Go through the material below and copy all lines with "name".

begin LISTING

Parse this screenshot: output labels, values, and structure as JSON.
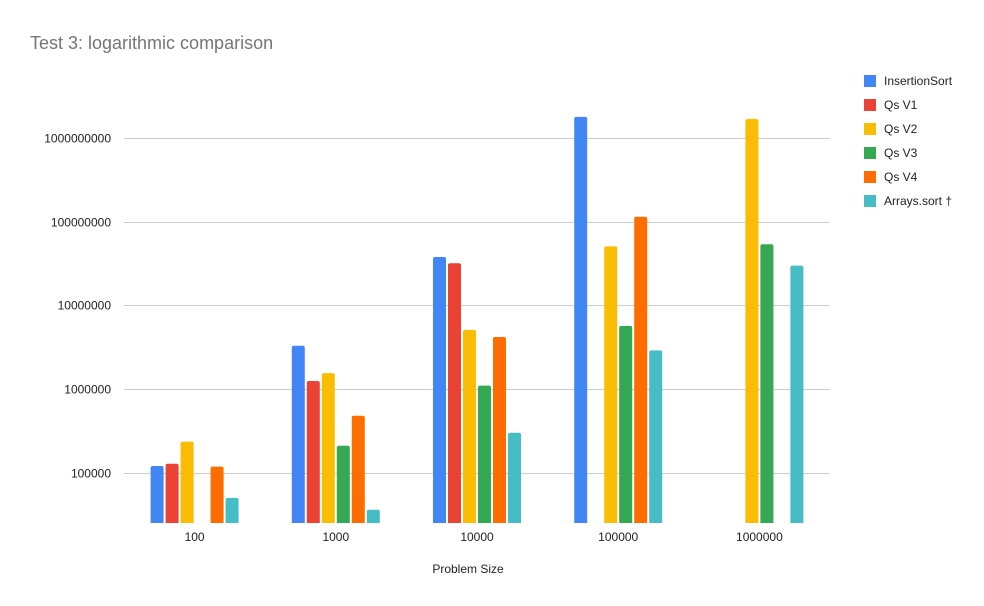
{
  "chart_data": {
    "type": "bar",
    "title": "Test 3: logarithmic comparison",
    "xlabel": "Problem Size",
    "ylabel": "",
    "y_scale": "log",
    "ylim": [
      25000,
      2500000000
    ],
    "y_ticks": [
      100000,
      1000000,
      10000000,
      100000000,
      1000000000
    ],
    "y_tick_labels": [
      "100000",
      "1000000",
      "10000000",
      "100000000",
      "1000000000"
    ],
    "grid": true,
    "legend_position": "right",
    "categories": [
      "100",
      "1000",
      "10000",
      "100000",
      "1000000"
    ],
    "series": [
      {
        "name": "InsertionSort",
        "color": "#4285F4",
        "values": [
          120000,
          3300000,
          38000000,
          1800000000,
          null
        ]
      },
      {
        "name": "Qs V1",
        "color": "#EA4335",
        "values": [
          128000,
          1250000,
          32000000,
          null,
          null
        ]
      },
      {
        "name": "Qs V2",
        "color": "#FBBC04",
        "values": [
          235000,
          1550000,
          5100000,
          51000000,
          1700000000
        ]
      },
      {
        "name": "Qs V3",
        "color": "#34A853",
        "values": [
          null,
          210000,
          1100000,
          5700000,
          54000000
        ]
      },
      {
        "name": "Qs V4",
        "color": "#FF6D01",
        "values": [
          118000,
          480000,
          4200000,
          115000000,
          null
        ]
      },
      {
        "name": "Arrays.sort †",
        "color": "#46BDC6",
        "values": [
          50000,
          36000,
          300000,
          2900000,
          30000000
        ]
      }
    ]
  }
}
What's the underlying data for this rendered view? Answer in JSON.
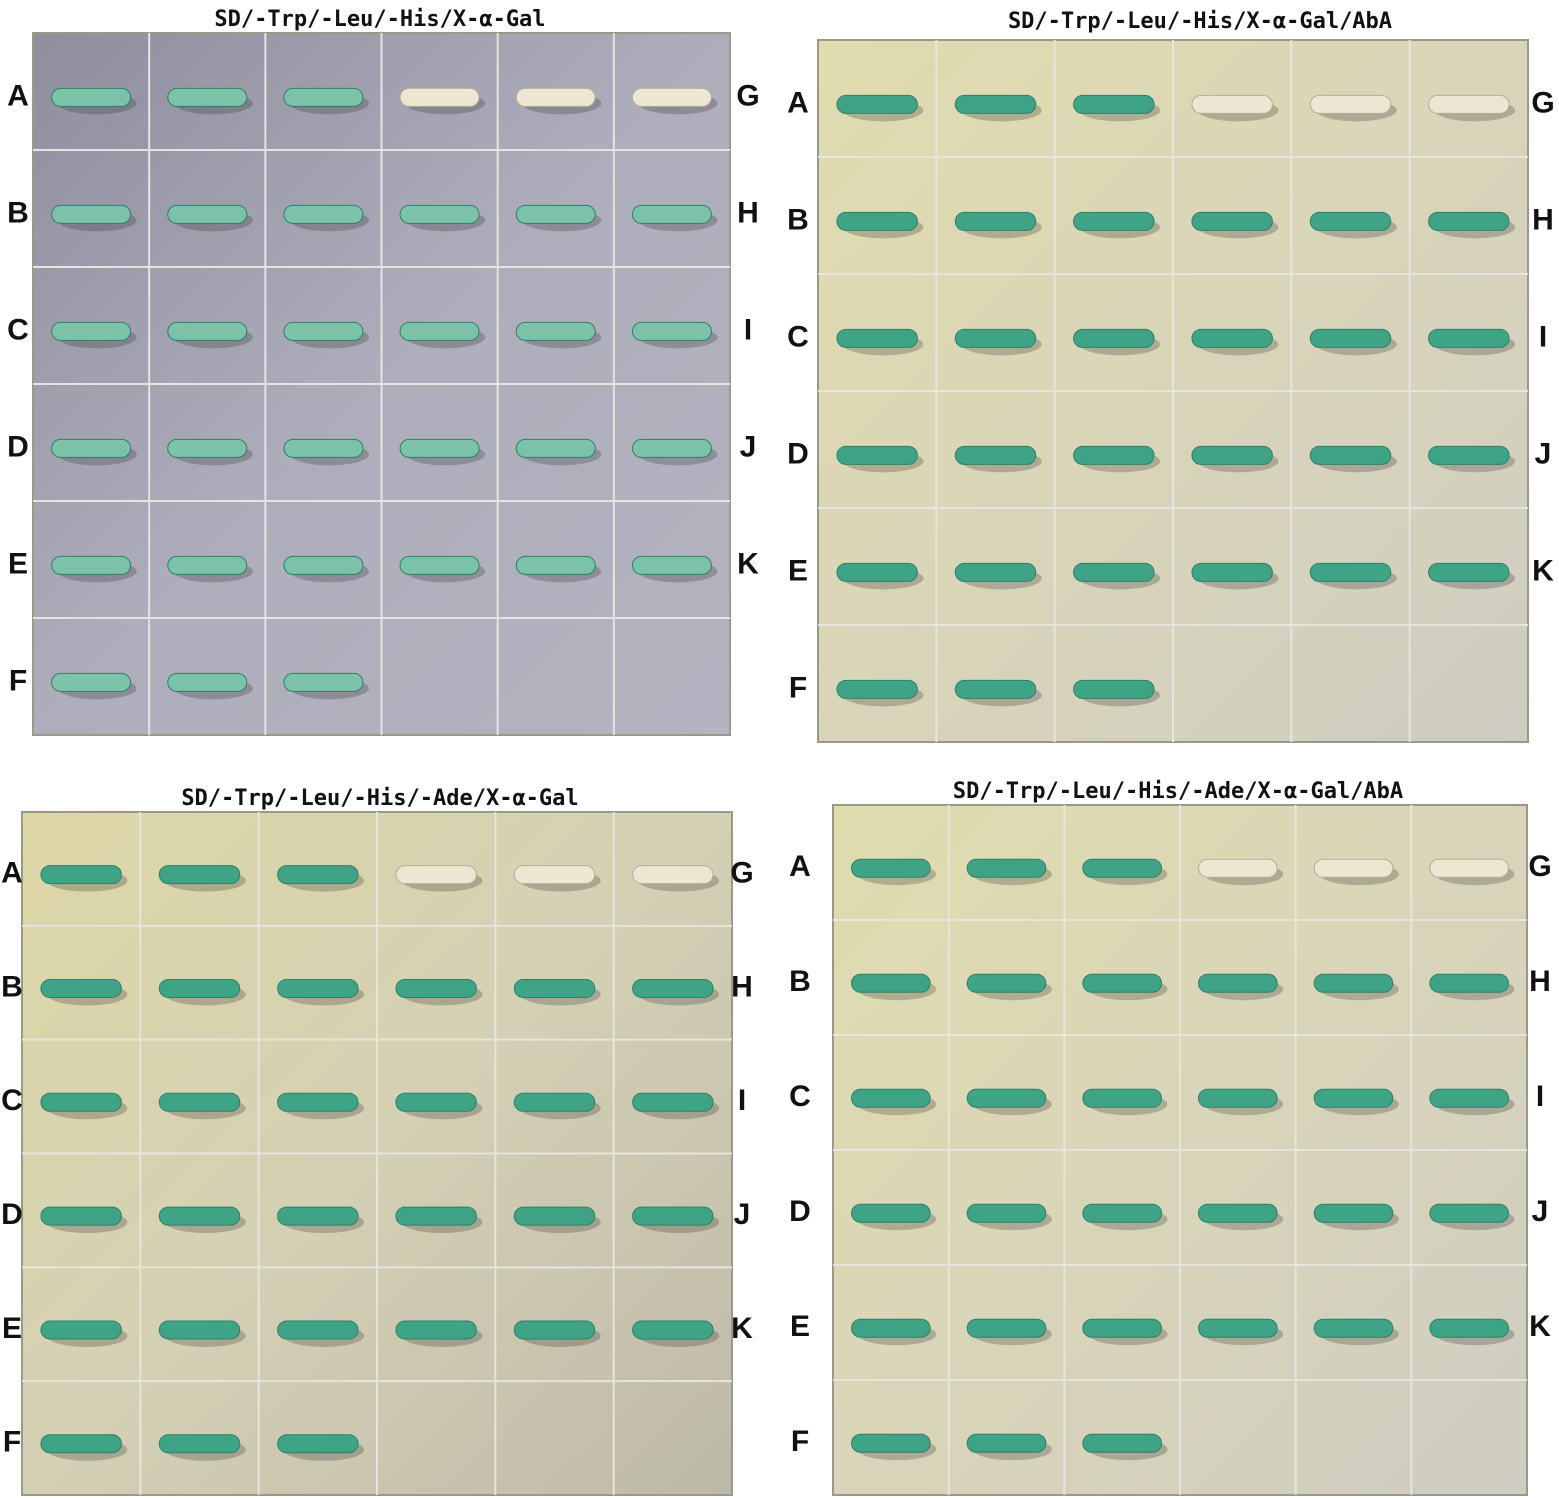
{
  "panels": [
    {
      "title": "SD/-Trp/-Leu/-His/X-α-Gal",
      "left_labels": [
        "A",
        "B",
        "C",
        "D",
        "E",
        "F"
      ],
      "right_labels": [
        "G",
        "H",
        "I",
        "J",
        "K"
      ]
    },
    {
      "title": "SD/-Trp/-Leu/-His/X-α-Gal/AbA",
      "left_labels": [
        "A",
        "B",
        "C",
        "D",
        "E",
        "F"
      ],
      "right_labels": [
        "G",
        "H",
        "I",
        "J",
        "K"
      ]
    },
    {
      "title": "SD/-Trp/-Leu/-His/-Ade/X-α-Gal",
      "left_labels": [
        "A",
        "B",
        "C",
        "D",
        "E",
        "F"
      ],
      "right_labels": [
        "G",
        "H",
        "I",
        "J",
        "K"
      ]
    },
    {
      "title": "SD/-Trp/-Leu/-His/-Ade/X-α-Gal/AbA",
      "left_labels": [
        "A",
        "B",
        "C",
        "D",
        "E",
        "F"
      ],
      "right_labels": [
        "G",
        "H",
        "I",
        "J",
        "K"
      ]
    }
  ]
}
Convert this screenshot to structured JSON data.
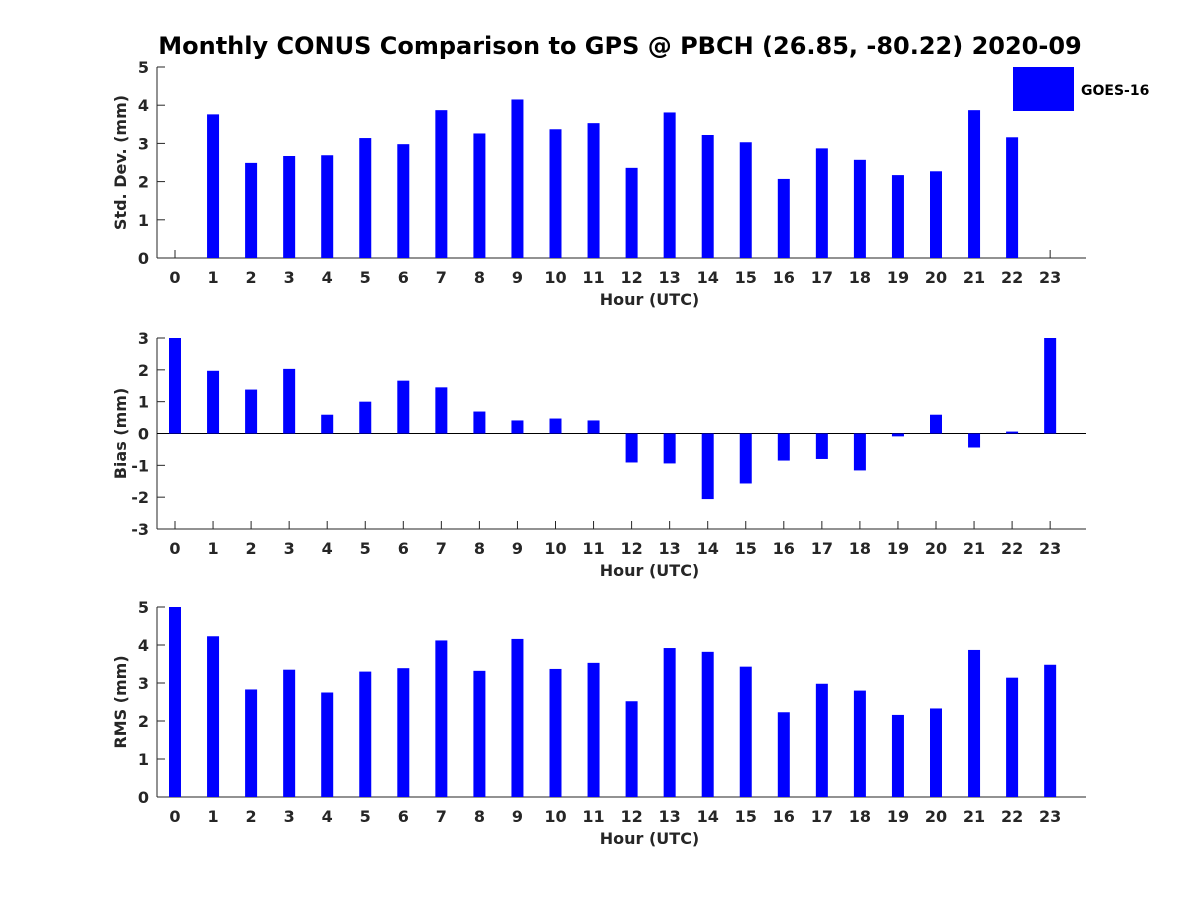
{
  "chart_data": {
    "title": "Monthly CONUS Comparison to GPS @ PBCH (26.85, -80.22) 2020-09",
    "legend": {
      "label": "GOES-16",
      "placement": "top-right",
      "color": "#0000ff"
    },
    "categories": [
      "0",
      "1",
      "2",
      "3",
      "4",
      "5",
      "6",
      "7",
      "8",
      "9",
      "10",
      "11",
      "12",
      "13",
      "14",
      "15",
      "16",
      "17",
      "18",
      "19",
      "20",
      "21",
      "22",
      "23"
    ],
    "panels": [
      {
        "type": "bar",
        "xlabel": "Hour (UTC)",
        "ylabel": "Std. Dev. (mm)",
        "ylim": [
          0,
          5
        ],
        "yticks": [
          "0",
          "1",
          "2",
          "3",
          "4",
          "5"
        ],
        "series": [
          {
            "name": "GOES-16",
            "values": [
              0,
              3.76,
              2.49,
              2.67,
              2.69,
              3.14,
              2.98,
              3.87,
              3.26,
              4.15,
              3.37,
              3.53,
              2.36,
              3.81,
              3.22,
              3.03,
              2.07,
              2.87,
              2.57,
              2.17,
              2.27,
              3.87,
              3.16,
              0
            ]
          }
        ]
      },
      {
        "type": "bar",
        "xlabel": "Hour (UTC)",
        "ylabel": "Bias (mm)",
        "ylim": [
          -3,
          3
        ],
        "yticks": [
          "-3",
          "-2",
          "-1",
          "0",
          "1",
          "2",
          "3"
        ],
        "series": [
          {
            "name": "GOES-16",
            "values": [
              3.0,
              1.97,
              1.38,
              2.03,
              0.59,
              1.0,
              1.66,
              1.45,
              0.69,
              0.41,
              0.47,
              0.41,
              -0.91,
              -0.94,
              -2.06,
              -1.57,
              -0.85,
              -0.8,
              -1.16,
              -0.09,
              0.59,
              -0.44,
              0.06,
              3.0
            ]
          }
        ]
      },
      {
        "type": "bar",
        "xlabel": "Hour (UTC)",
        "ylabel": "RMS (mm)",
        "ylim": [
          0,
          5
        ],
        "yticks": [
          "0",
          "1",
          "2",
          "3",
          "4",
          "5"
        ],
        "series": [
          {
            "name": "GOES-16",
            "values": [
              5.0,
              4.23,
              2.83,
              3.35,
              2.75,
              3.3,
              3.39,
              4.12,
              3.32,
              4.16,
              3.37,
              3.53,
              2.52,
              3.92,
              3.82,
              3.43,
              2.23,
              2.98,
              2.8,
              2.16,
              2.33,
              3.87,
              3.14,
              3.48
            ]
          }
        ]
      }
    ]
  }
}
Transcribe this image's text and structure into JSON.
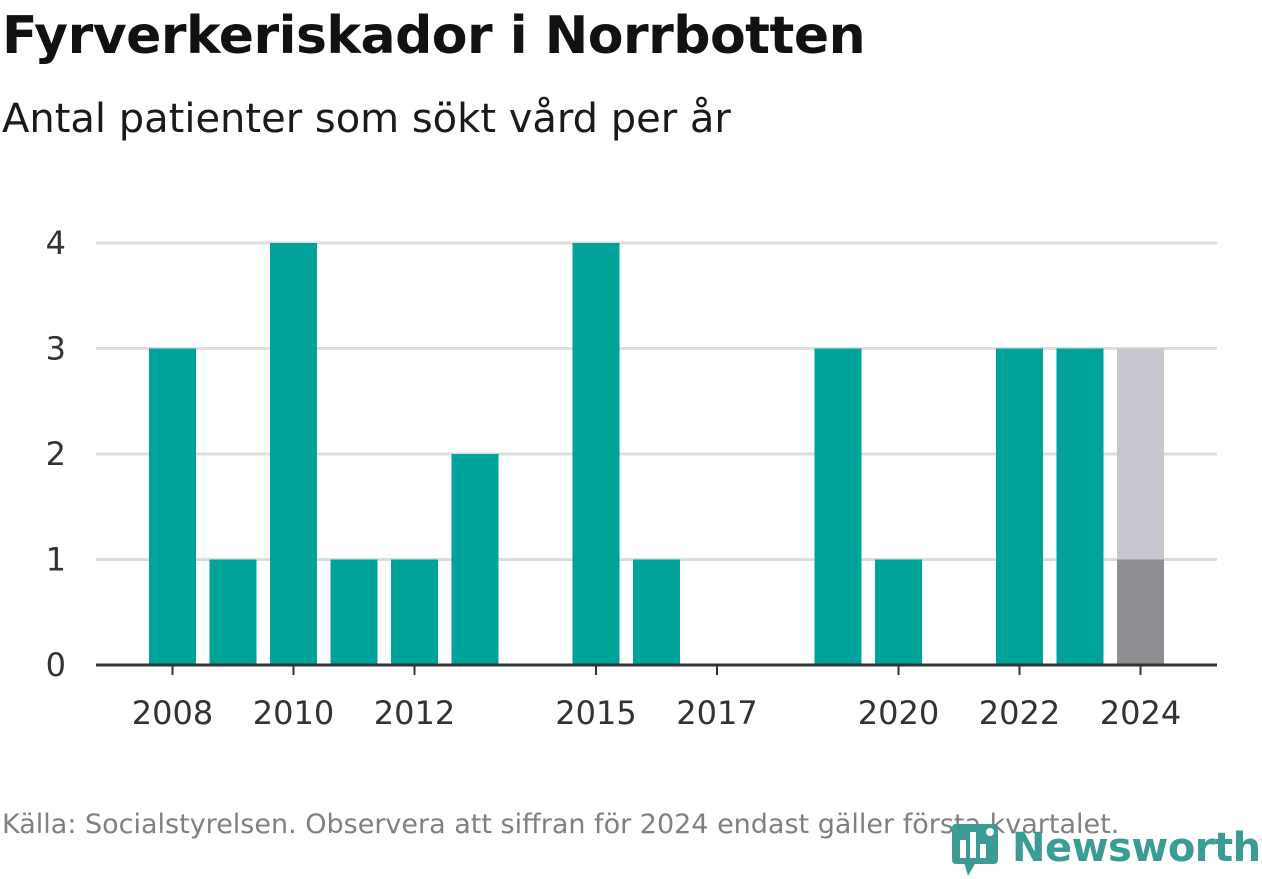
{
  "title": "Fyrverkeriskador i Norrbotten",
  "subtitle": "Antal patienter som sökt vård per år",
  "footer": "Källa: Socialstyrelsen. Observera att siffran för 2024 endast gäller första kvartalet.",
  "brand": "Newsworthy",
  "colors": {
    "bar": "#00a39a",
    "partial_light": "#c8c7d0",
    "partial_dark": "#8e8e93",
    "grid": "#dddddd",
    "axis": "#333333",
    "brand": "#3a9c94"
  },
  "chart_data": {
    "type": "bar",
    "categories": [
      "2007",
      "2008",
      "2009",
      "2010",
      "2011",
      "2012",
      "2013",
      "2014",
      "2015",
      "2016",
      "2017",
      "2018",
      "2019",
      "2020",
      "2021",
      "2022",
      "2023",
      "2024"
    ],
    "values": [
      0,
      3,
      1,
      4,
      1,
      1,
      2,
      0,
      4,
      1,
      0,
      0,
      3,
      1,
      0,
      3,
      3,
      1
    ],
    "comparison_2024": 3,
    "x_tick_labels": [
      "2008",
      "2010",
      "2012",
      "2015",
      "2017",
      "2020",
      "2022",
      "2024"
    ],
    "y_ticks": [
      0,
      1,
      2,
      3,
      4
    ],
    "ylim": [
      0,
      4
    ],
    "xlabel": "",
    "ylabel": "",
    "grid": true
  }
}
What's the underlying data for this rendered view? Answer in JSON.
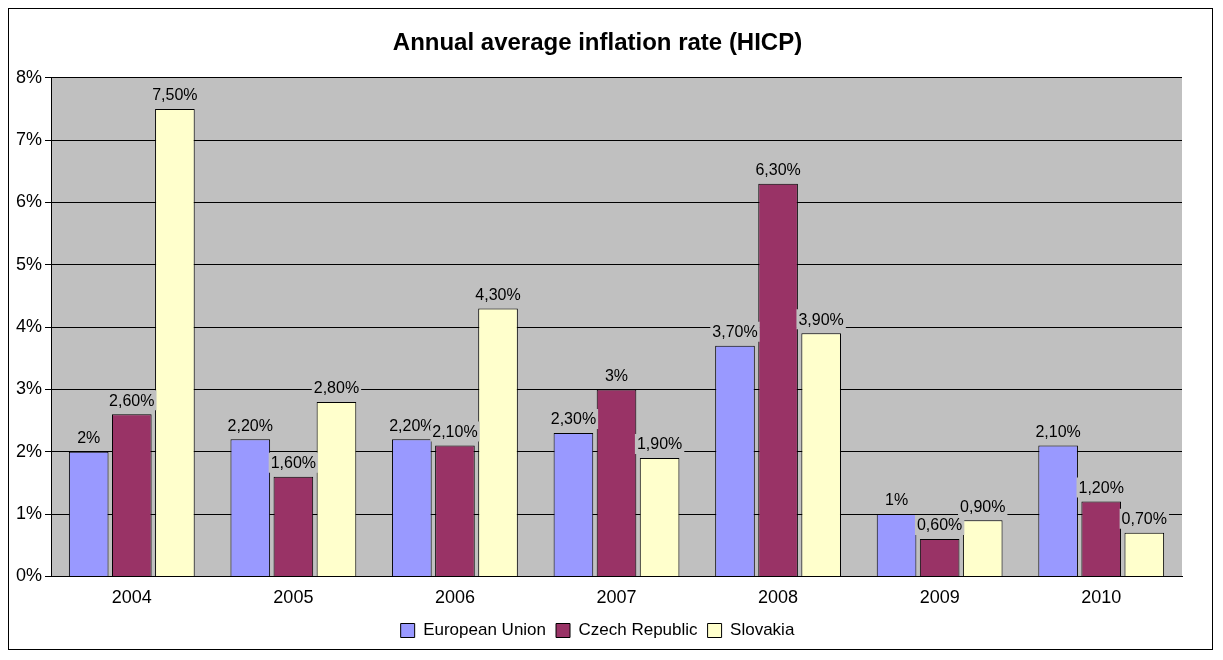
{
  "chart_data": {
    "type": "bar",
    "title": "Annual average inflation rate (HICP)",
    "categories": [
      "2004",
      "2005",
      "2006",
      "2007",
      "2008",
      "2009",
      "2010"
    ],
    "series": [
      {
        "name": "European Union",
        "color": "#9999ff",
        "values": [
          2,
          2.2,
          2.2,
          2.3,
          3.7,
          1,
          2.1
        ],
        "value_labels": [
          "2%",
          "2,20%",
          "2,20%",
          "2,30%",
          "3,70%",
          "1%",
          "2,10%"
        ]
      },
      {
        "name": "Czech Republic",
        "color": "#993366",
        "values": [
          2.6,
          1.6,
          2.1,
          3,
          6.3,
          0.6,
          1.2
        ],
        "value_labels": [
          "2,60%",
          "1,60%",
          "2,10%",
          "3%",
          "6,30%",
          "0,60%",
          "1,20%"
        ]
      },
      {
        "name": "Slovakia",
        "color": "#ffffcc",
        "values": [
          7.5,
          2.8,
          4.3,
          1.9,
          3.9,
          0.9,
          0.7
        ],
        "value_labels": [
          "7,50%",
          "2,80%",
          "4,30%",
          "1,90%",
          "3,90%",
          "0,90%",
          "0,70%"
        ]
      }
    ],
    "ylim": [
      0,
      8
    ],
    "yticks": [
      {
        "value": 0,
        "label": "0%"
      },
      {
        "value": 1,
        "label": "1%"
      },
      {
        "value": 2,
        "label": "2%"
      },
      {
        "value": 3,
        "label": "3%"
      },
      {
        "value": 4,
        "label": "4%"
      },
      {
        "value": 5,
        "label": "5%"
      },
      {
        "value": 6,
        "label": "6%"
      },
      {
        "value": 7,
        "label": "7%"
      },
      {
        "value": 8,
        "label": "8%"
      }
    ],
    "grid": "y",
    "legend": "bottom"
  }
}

end LISTING

[SOLUTION TO THIS EXERCISE]
        "name": "InsertionSort",
        "name": "Qs V1",
        "name": "Qs V2",
        "name": "Qs V3",
        "name": "Qs V4",
        "name": "Arrays.sort †",
            "name": "GOES-16",
            "name": "GOES-16",
            "name": "GOES-16",
        "name": "European Union",
        "name": "Czech Republic",
        "name": "Slovakia",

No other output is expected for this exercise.